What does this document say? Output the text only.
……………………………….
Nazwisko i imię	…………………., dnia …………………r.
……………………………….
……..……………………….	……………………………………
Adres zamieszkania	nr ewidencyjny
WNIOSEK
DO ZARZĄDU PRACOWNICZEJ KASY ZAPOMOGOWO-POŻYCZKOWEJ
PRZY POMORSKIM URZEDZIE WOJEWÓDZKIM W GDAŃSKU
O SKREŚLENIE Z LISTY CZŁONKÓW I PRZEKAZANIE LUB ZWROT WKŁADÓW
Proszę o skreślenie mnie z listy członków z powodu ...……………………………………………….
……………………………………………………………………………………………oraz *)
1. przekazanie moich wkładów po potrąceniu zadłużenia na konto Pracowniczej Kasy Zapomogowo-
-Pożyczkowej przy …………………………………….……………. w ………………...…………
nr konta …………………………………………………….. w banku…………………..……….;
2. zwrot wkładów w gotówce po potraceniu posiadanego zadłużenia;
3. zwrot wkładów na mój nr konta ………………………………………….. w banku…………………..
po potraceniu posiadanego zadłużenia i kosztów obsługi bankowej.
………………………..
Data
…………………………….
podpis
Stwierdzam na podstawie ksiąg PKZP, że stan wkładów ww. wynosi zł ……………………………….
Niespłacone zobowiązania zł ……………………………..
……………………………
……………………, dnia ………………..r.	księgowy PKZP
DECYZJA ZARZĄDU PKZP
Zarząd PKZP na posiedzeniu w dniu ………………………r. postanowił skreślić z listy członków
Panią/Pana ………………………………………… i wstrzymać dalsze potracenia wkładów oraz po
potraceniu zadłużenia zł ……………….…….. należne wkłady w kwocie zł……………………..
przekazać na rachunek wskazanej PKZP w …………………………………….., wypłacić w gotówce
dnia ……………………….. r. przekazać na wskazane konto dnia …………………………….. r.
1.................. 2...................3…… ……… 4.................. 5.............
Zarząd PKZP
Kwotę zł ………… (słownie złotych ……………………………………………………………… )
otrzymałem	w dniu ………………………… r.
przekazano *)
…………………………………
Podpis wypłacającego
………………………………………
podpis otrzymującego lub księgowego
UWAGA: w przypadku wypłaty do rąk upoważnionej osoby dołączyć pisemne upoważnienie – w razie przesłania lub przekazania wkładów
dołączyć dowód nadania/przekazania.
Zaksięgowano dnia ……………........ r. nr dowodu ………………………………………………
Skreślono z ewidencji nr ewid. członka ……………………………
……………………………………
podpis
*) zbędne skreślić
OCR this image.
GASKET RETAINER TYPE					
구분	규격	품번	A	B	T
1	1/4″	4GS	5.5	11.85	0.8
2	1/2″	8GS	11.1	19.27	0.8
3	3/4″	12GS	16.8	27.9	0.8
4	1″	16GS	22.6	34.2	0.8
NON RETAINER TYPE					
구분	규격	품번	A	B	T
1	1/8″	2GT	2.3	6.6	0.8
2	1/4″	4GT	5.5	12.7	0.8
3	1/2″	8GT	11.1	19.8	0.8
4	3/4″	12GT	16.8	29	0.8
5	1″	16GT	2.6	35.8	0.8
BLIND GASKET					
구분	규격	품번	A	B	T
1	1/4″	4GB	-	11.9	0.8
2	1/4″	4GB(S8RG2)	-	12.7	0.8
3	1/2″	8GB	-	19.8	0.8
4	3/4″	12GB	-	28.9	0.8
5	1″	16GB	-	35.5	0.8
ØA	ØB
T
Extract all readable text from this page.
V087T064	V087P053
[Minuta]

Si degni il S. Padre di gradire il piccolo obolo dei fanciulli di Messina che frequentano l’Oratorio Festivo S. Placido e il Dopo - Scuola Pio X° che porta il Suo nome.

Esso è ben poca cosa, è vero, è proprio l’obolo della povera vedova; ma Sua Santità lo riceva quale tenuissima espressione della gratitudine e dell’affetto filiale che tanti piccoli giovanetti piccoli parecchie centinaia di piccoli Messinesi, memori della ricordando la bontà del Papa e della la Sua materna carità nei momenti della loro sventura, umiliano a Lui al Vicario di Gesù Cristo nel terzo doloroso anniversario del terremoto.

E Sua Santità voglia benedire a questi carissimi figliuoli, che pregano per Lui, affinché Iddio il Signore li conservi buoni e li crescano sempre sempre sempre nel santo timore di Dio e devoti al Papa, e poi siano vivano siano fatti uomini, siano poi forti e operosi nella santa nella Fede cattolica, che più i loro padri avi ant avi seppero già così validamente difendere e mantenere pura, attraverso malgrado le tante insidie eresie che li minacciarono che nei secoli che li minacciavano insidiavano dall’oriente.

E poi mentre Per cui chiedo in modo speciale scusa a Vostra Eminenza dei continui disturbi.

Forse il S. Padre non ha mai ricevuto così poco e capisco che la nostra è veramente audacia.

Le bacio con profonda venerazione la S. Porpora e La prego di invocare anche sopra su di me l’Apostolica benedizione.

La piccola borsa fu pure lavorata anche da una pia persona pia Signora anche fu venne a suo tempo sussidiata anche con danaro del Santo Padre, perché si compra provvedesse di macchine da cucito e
☆ ☆ ☆ ☆ ☆ ☆ ☆
TASK STATEMENT:
Gather every line from the listing above in which "oraz" appears, and copy those lines.

RESPONSE TO THE EXERCISE:
……………………………………………………………………………………………oraz *)
Panią/Pana ………………………………………… i wstrzymać dalsze potracenia wkładów oraz po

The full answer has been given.